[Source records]
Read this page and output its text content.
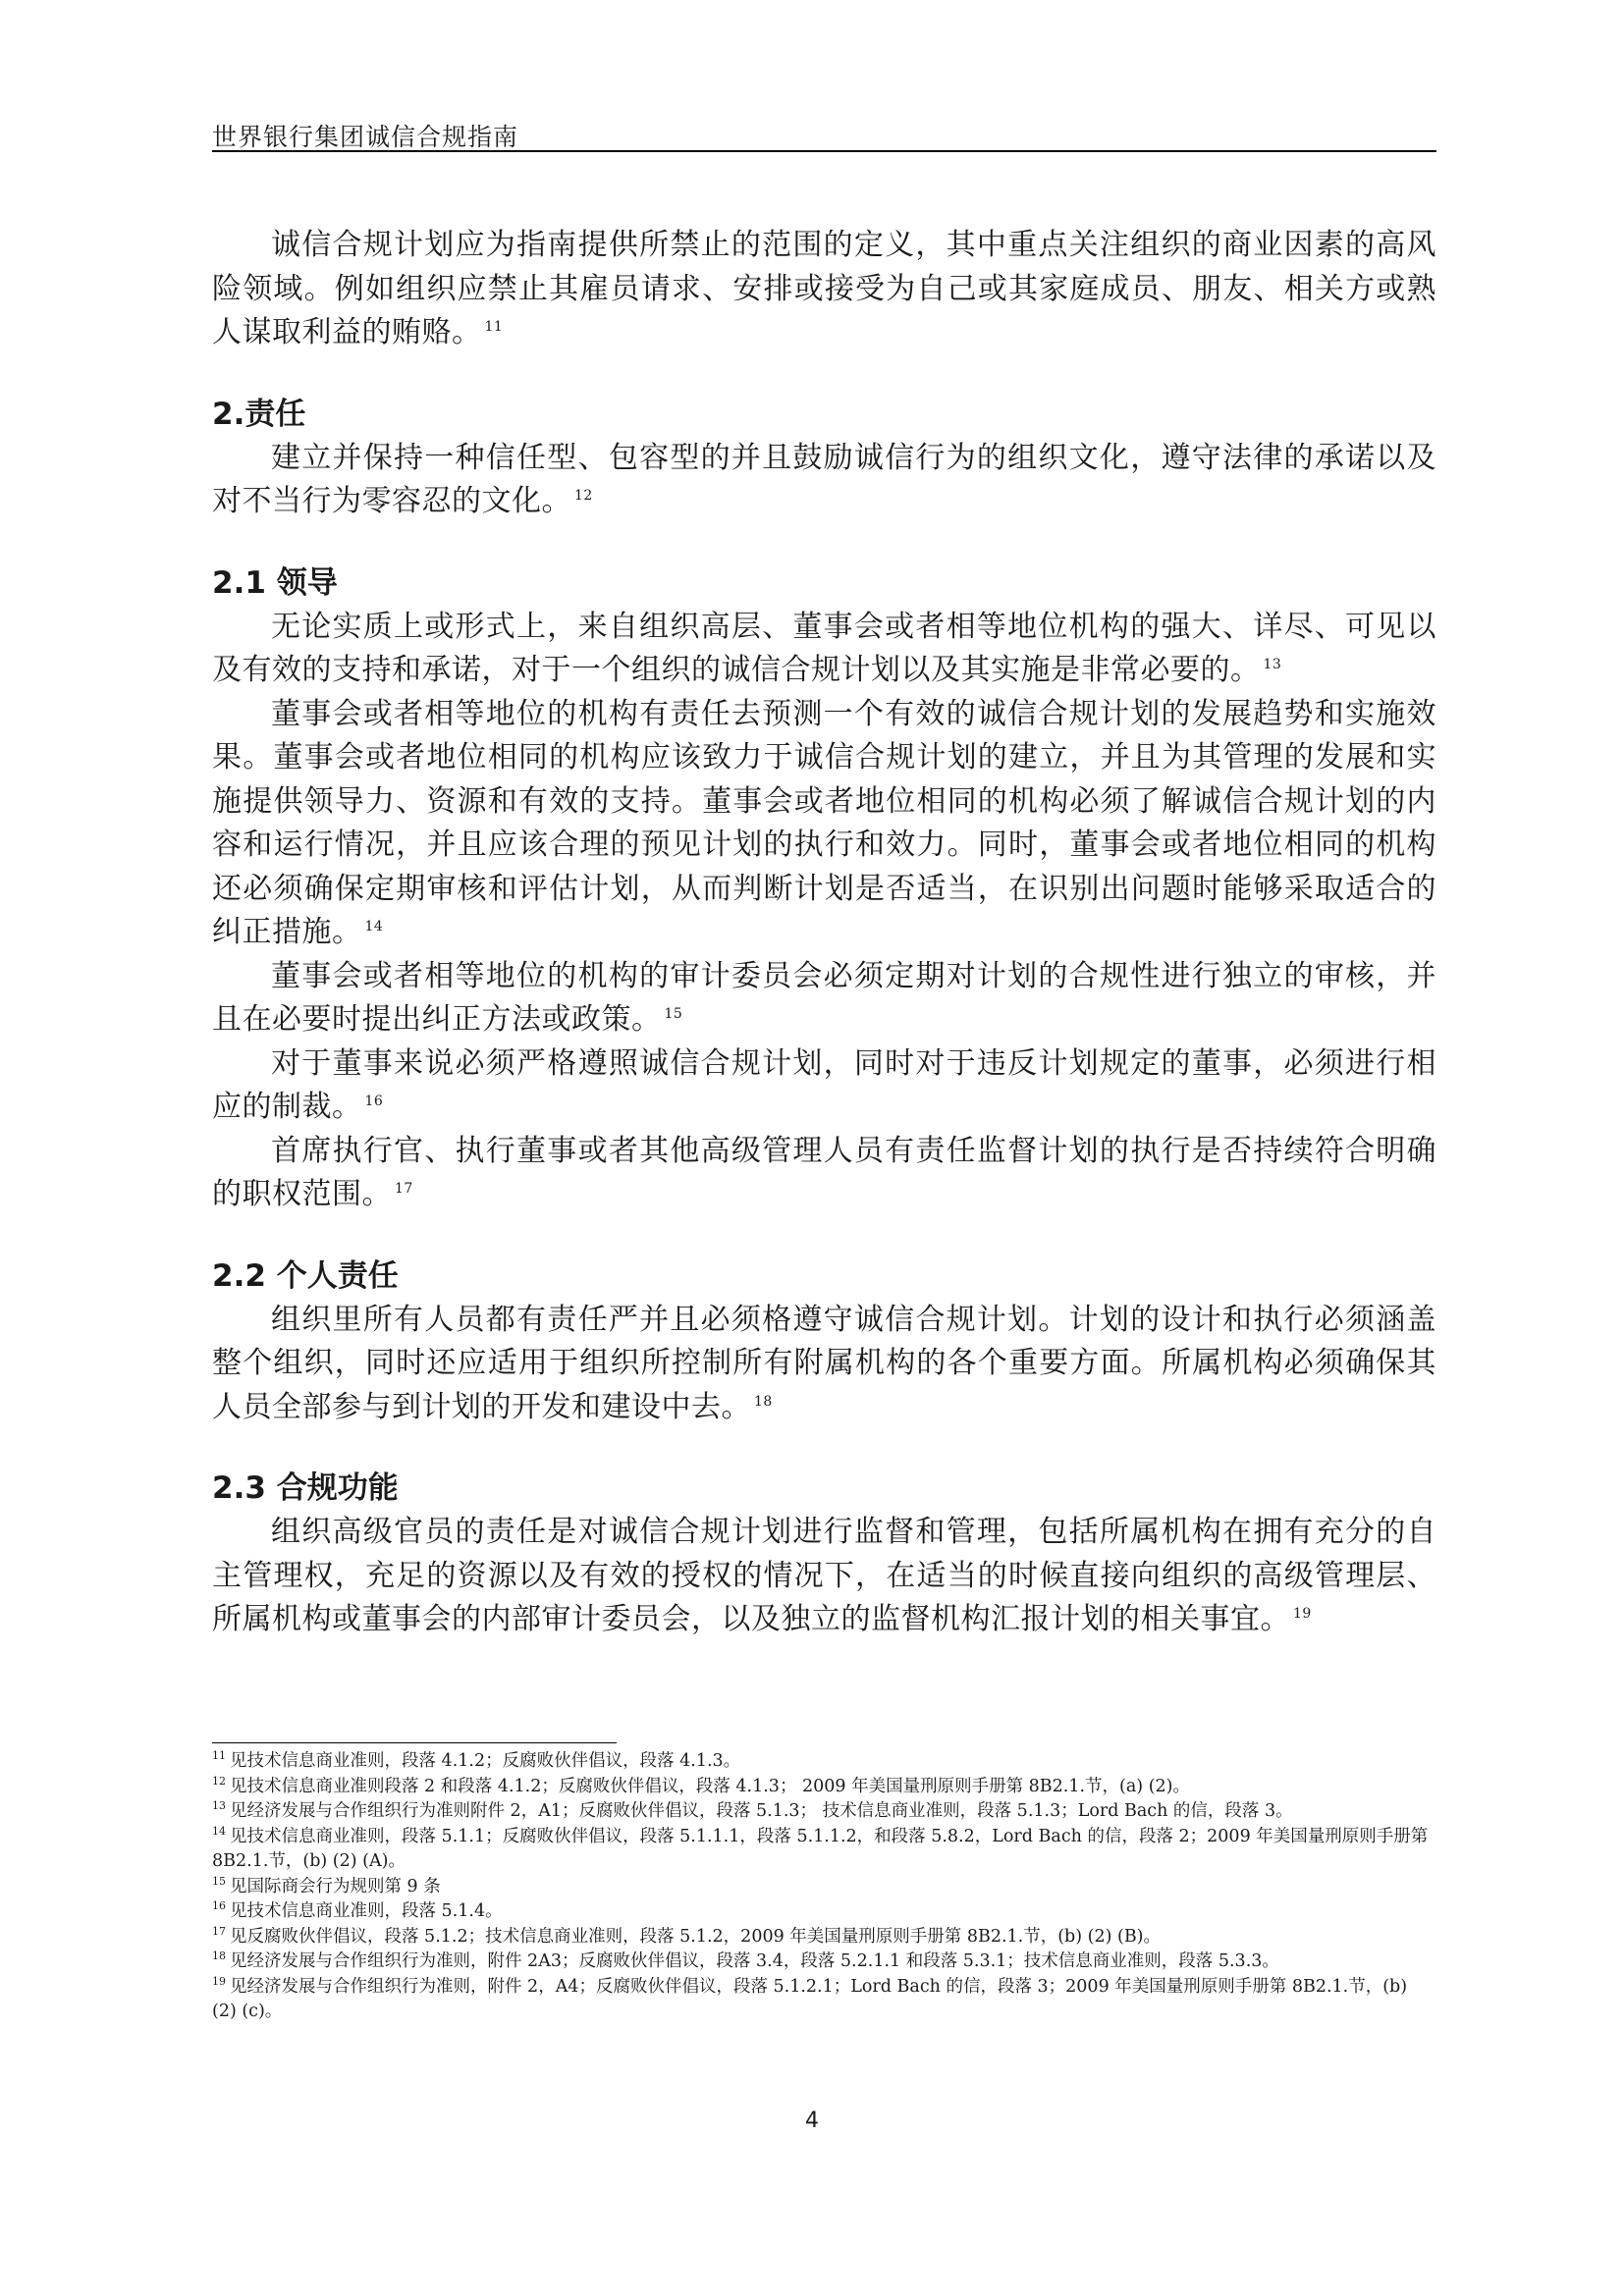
世界银行集团诚信合规指南

诚信合规计划应为指南提供所禁止的范围的定义，其中重点关注组织的商业因素的高风险领域。例如组织应禁止其雇员请求、安排或接受为自己或其家庭成员、朋友、相关方或熟人谋取利益的贿赂。 $^{11}$

2.责任

建立并保持一种信任型、包容型的并且鼓励诚信行为的组织文化，遵守法律的承诺以及对不当行为零容忍的文化。 $^{12}$

2.1 领导

无论实质上或形式上，来自组织高层、董事会或者相等地位机构的强大、详尽、可见以及有效的支持和承诺，对于一个组织的诚信合规计划以及其实施是非常必要的。 $^{13}$

董事会或者相等地位的机构有责任去预测一个有效的诚信合规计划的发展趋势和实施效果。董事会或者地位相同的机构应该致力于诚信合规计划的建立，并且为其管理的发展和实施提供领导力、资源和有效的支持。董事会或者地位相同的机构必须了解诚信合规计划的内容和运行情况，并且应该合理的预见计划的执行和效力。同时，董事会或者地位相同的机构还必须确保定期审核和评估计划，从而判断计划是否适当，在识别出问题时能够采取适合的纠正措施。 $^{14}$

董事会或者相等地位的机构的审计委员会必须定期对计划的合规性进行独立的审核，并且在必要时提出纠正方法或政策。 $^{15}$

对于董事来说必须严格遵照诚信合规计划，同时对于违反计划规定的董事，必须进行相应的制裁。 $^{16}$

首席执行官、执行董事或者其他高级管理人员有责任监督计划的执行是否持续符合明确的职权范围。 $^{17}$

2.2 个人责任

组织里所有人员都有责任严并且必须格遵守诚信合规计划。计划的设计和执行必须涵盖整个组织，同时还应适用于组织所控制所有附属机构的各个重要方面。所属机构必须确保其人员全部参与到计划的开发和建设中去。 $^{18}$

2.3 合规功能

组织高级官员的责任是对诚信合规计划进行监督和管理，包括所属机构在拥有充分的自主管理权，充足的资源以及有效的授权的情况下，在适当的时候直接向组织的高级管理层、所属机构或董事会的内部审计委员会，以及独立的监督机构汇报计划的相关事宜。 $^{19}$

$^{11}$ 见技术信息商业准则，段落 4.1.2；反腐败伙伴倡议，段落 4.1.3。

$^{12}$ 见技术信息商业准则段落 2 和段落 4.1.2；反腐败伙伴倡议，段落 4.1.3； 2009 年美国量刑原则手册第 8B2.1.节，(a) (2)。

$^{13}$ 见经济发展与合作组织行为准则附件 2，A1；反腐败伙伴倡议，段落 5.1.3； 技术信息商业准则，段落 5.1.3；Lord Bach 的信，段落 3。

$^{14}$ 见技术信息商业准则，段落 5.1.1；反腐败伙伴倡议，段落 5.1.1.1，段落 5.1.1.2，和段落 5.8.2，Lord Bach 的信，段落 2；2009 年美国量刑原则手册第 8B2.1.节，(b) (2) (A)。

$^{15}$ 见国际商会行为规则第 9 条

$^{16}$ 见技术信息商业准则，段落 5.1.4。

$^{17}$ 见反腐败伙伴倡议，段落 5.1.2；技术信息商业准则，段落 5.1.2，2009 年美国量刑原则手册第 8B2.1.节，(b) (2) (B)。

$^{18}$ 见经济发展与合作组织行为准则，附件 2A3；反腐败伙伴倡议，段落 3.4，段落 5.2.1.1 和段落 5.3.1；技术信息商业准则，段落 5.3.3。

$^{19}$ 见经济发展与合作组织行为准则，附件 2，A4；反腐败伙伴倡议，段落 5.1.2.1；Lord Bach 的信，段落 3；2009 年美国量刑原则手册第 8B2.1.节，(b) (2) (c)。

4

Task directions >>
Output all of the records exactly as they appear above, but not the pictures.

Full solution >>
Read this page and output its text content.
世界银行集团诚信合规指南

诚信合规计划应为指南提供所禁止的范围的定义，其中重点关注组织的商业因素的高风险领域。例如组织应禁止其雇员请求、安排或接受为自己或其家庭成员、朋友、相关方或熟人谋取利益的贿赂。 $^{11}$

2.责任

建立并保持一种信任型、包容型的并且鼓励诚信行为的组织文化，遵守法律的承诺以及对不当行为零容忍的文化。 $^{12}$

2.1 领导

无论实质上或形式上，来自组织高层、董事会或者相等地位机构的强大、详尽、可见以及有效的支持和承诺，对于一个组织的诚信合规计划以及其实施是非常必要的。 $^{13}$

董事会或者相等地位的机构有责任去预测一个有效的诚信合规计划的发展趋势和实施效果。董事会或者地位相同的机构应该致力于诚信合规计划的建立，并且为其管理的发展和实施提供领导力、资源和有效的支持。董事会或者地位相同的机构必须了解诚信合规计划的内容和运行情况，并且应该合理的预见计划的执行和效力。同时，董事会或者地位相同的机构还必须确保定期审核和评估计划，从而判断计划是否适当，在识别出问题时能够采取适合的纠正措施。 $^{14}$

董事会或者相等地位的机构的审计委员会必须定期对计划的合规性进行独立的审核，并且在必要时提出纠正方法或政策。 $^{15}$

对于董事来说必须严格遵照诚信合规计划，同时对于违反计划规定的董事，必须进行相应的制裁。 $^{16}$

首席执行官、执行董事或者其他高级管理人员有责任监督计划的执行是否持续符合明确的职权范围。 $^{17}$

2.2 个人责任

组织里所有人员都有责任严并且必须格遵守诚信合规计划。计划的设计和执行必须涵盖整个组织，同时还应适用于组织所控制所有附属机构的各个重要方面。所属机构必须确保其人员全部参与到计划的开发和建设中去。 $^{18}$

2.3 合规功能

组织高级官员的责任是对诚信合规计划进行监督和管理，包括所属机构在拥有充分的自主管理权，充足的资源以及有效的授权的情况下，在适当的时候直接向组织的高级管理层、所属机构或董事会的内部审计委员会，以及独立的监督机构汇报计划的相关事宜。 $^{19}$

$^{11}$ 见技术信息商业准则，段落 4.1.2；反腐败伙伴倡议，段落 4.1.3。

$^{12}$ 见技术信息商业准则段落 2 和段落 4.1.2；反腐败伙伴倡议，段落 4.1.3； 2009 年美国量刑原则手册第 8B2.1.节，(a) (2)。

$^{13}$ 见经济发展与合作组织行为准则附件 2，A1；反腐败伙伴倡议，段落 5.1.3； 技术信息商业准则，段落 5.1.3；Lord Bach 的信，段落 3。

$^{14}$ 见技术信息商业准则，段落 5.1.1；反腐败伙伴倡议，段落 5.1.1.1，段落 5.1.1.2，和段落 5.8.2，Lord Bach 的信，段落 2；2009 年美国量刑原则手册第 8B2.1.节，(b) (2) (A)。

$^{15}$ 见国际商会行为规则第 9 条

$^{16}$ 见技术信息商业准则，段落 5.1.4。

$^{17}$ 见反腐败伙伴倡议，段落 5.1.2；技术信息商业准则，段落 5.1.2，2009 年美国量刑原则手册第 8B2.1.节，(b) (2) (B)。

$^{18}$ 见经济发展与合作组织行为准则，附件 2A3；反腐败伙伴倡议，段落 3.4，段落 5.2.1.1 和段落 5.3.1；技术信息商业准则，段落 5.3.3。

$^{19}$ 见经济发展与合作组织行为准则，附件 2，A4；反腐败伙伴倡议，段落 5.1.2.1；Lord Bach 的信，段落 3；2009 年美国量刑原则手册第 8B2.1.节，(b) (2) (c)。

4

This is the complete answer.